**Direction**
Tally the lines in the listing below that include "date". Answer with the count and nothing more.

**Entries provided**

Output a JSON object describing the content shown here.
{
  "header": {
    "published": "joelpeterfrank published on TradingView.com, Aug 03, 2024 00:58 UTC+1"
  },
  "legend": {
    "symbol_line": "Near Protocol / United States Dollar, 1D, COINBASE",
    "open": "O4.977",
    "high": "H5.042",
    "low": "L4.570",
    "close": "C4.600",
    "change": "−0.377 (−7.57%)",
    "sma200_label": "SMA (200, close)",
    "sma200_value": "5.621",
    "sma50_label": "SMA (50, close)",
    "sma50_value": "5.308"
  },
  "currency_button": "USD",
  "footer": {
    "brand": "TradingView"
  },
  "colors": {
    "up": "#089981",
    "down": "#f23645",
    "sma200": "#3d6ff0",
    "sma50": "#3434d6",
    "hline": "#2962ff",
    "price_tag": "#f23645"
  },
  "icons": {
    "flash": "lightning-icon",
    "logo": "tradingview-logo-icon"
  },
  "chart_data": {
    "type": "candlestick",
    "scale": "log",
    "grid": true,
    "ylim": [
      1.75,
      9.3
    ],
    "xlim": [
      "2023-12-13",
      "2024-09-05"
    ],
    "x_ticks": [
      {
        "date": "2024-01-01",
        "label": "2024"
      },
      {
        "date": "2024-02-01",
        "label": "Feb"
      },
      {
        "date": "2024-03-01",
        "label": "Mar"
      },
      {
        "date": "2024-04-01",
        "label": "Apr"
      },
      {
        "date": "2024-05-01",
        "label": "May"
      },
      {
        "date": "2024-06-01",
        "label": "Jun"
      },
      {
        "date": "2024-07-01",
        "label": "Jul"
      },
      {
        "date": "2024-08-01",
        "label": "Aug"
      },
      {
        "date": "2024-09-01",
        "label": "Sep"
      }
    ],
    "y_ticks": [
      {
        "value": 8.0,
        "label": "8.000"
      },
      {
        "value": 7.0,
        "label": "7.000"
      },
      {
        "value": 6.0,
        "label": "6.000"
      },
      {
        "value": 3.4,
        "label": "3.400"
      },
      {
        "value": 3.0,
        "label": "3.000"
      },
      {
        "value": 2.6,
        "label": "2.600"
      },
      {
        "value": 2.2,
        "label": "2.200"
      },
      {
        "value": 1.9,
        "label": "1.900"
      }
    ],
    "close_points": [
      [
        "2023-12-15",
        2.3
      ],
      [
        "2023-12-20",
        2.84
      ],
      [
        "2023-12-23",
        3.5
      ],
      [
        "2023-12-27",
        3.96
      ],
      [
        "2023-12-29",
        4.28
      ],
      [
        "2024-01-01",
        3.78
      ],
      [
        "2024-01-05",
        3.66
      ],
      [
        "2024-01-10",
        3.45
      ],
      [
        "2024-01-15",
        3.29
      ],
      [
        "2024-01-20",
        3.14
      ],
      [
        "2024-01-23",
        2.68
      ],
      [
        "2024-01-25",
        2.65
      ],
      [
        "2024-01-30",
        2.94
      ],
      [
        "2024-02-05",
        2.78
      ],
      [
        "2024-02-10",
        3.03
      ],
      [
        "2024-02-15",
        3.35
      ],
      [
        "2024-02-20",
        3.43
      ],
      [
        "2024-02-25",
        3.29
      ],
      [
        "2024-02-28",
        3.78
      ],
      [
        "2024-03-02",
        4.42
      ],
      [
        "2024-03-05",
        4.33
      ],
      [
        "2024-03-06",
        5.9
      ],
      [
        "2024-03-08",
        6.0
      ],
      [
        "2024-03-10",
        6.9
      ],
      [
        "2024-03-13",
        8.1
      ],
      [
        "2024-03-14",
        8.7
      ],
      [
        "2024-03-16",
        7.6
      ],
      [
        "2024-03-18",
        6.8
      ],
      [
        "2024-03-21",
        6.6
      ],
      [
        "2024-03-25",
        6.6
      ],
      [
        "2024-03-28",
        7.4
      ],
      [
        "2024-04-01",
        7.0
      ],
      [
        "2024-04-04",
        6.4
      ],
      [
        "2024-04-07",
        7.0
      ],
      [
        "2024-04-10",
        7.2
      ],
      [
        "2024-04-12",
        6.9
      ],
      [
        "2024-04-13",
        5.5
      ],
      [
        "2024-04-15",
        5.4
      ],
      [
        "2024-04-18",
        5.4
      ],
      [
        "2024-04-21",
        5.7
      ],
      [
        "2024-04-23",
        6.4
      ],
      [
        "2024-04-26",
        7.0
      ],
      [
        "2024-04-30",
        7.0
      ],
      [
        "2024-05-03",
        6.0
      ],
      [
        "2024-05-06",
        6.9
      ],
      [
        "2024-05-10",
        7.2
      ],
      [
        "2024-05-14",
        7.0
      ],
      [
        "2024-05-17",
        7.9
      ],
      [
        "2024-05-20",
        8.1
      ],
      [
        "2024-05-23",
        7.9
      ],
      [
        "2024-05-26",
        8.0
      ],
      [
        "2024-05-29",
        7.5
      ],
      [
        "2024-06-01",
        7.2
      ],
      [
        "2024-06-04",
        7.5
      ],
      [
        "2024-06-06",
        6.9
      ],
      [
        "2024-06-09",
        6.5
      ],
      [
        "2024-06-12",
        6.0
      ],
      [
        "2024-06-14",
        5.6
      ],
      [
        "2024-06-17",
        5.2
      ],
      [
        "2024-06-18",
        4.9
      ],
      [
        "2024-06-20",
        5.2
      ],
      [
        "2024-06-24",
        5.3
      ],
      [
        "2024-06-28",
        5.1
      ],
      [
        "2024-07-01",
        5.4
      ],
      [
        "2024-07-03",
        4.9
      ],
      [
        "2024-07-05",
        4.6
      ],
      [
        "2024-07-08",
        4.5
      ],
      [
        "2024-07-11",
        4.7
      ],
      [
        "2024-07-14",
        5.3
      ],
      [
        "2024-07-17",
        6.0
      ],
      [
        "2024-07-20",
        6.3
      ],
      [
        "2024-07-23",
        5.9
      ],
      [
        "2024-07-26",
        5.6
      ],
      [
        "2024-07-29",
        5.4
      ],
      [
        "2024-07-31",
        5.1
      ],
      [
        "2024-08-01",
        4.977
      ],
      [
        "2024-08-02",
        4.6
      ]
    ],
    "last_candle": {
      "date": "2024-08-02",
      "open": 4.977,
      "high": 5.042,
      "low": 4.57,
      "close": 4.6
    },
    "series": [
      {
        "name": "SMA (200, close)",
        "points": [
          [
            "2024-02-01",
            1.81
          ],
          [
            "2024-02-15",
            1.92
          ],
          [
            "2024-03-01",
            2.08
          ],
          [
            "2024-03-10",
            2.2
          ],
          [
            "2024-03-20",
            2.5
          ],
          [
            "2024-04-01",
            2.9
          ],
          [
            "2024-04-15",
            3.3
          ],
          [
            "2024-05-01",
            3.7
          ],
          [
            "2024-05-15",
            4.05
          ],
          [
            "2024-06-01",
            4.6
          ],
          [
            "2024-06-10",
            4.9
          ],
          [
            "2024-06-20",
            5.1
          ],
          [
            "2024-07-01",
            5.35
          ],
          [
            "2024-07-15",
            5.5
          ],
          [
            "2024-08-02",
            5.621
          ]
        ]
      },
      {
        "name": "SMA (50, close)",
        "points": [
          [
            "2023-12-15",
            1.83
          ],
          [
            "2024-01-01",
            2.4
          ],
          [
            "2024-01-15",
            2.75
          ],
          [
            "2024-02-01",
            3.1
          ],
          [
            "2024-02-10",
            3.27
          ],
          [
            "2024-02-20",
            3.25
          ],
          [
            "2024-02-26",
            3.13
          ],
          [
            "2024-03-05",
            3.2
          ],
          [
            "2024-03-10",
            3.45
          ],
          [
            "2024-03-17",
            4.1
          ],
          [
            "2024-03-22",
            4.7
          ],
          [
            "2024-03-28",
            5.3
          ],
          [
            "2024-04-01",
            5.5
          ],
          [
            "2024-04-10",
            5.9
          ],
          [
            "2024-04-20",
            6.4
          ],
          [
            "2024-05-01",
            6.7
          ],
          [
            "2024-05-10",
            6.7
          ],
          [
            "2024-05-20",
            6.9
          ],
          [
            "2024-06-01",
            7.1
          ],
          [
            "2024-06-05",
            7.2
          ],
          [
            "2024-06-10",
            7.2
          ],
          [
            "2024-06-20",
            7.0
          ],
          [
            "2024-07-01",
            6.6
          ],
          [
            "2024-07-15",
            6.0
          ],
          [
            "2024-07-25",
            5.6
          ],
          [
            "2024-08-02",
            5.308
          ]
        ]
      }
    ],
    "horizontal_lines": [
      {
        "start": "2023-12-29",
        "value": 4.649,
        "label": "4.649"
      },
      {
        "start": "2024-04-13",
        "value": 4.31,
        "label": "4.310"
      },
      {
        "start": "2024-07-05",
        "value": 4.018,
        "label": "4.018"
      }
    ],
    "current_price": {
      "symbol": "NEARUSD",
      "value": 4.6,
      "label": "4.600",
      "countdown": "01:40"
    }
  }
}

**Solution to the problem**
10